**Exercise prompt**
Produce an exact transcription of the listing below, omitting the pictures.

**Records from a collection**
··········

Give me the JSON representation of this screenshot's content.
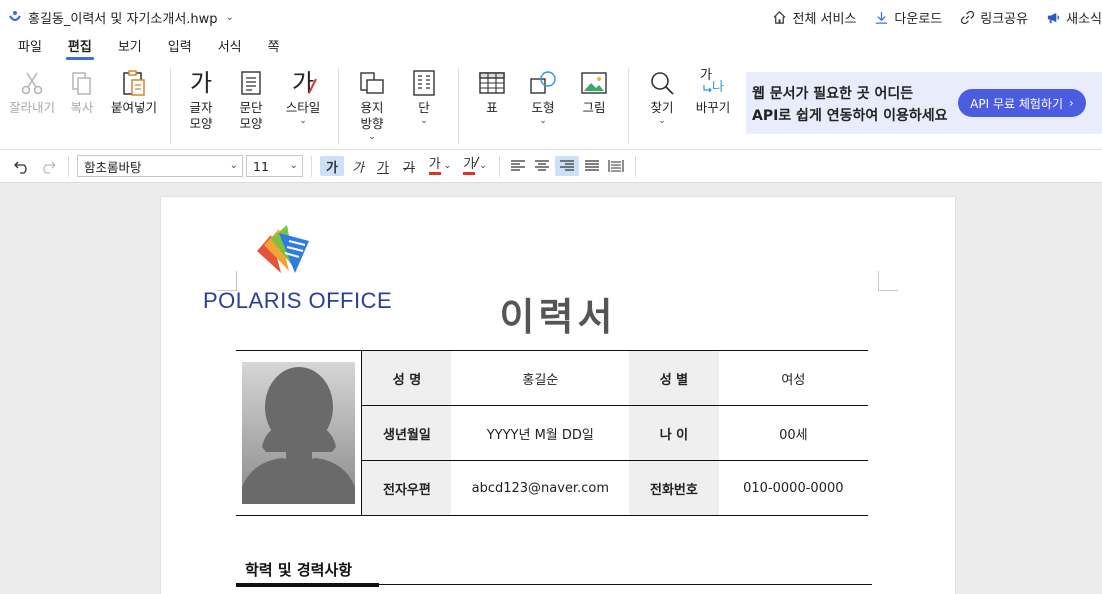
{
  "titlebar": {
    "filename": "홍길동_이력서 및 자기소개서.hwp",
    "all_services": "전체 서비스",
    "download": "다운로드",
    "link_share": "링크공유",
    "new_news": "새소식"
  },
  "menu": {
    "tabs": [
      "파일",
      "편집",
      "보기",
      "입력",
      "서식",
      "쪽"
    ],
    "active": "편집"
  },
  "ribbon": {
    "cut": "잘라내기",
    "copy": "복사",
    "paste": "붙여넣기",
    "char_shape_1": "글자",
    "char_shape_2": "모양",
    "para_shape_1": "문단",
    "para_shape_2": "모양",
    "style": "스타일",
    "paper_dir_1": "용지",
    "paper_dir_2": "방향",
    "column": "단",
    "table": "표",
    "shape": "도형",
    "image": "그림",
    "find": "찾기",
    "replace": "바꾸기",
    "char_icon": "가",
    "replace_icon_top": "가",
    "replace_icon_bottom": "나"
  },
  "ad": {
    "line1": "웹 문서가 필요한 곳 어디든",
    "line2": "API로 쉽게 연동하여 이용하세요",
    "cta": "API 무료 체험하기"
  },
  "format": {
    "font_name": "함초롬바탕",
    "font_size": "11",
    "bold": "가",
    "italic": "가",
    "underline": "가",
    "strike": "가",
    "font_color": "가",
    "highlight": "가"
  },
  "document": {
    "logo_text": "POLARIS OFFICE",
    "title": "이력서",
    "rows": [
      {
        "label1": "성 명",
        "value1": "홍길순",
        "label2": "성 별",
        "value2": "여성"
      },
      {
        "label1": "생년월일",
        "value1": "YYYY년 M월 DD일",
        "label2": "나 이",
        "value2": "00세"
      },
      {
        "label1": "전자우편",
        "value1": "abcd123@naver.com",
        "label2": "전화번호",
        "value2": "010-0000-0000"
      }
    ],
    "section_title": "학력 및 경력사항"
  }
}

··········

**Result for this exercise**
Give me the JSON representation of this screenshot's content.
{
  "titlebar": {
    "filename": "홍길동_이력서 및 자기소개서.hwp",
    "all_services": "전체 서비스",
    "download": "다운로드",
    "link_share": "링크공유",
    "new_news": "새소식"
  },
  "menu": {
    "tabs": [
      "파일",
      "편집",
      "보기",
      "입력",
      "서식",
      "쪽"
    ],
    "active": "편집"
  },
  "ribbon": {
    "cut": "잘라내기",
    "copy": "복사",
    "paste": "붙여넣기",
    "char_shape_1": "글자",
    "char_shape_2": "모양",
    "para_shape_1": "문단",
    "para_shape_2": "모양",
    "style": "스타일",
    "paper_dir_1": "용지",
    "paper_dir_2": "방향",
    "column": "단",
    "table": "표",
    "shape": "도형",
    "image": "그림",
    "find": "찾기",
    "replace": "바꾸기",
    "char_icon": "가",
    "replace_icon_top": "가",
    "replace_icon_bottom": "나"
  },
  "ad": {
    "line1": "웹 문서가 필요한 곳 어디든",
    "line2": "API로 쉽게 연동하여 이용하세요",
    "cta": "API 무료 체험하기"
  },
  "format": {
    "font_name": "함초롬바탕",
    "font_size": "11",
    "bold": "가",
    "italic": "가",
    "underline": "가",
    "strike": "가",
    "font_color": "가",
    "highlight": "가"
  },
  "document": {
    "logo_text": "POLARIS OFFICE",
    "title": "이력서",
    "rows": [
      {
        "label1": "성 명",
        "value1": "홍길순",
        "label2": "성 별",
        "value2": "여성"
      },
      {
        "label1": "생년월일",
        "value1": "YYYY년 M월 DD일",
        "label2": "나 이",
        "value2": "00세"
      },
      {
        "label1": "전자우편",
        "value1": "abcd123@naver.com",
        "label2": "전화번호",
        "value2": "010-0000-0000"
      }
    ],
    "section_title": "학력 및 경력사항"
  }
}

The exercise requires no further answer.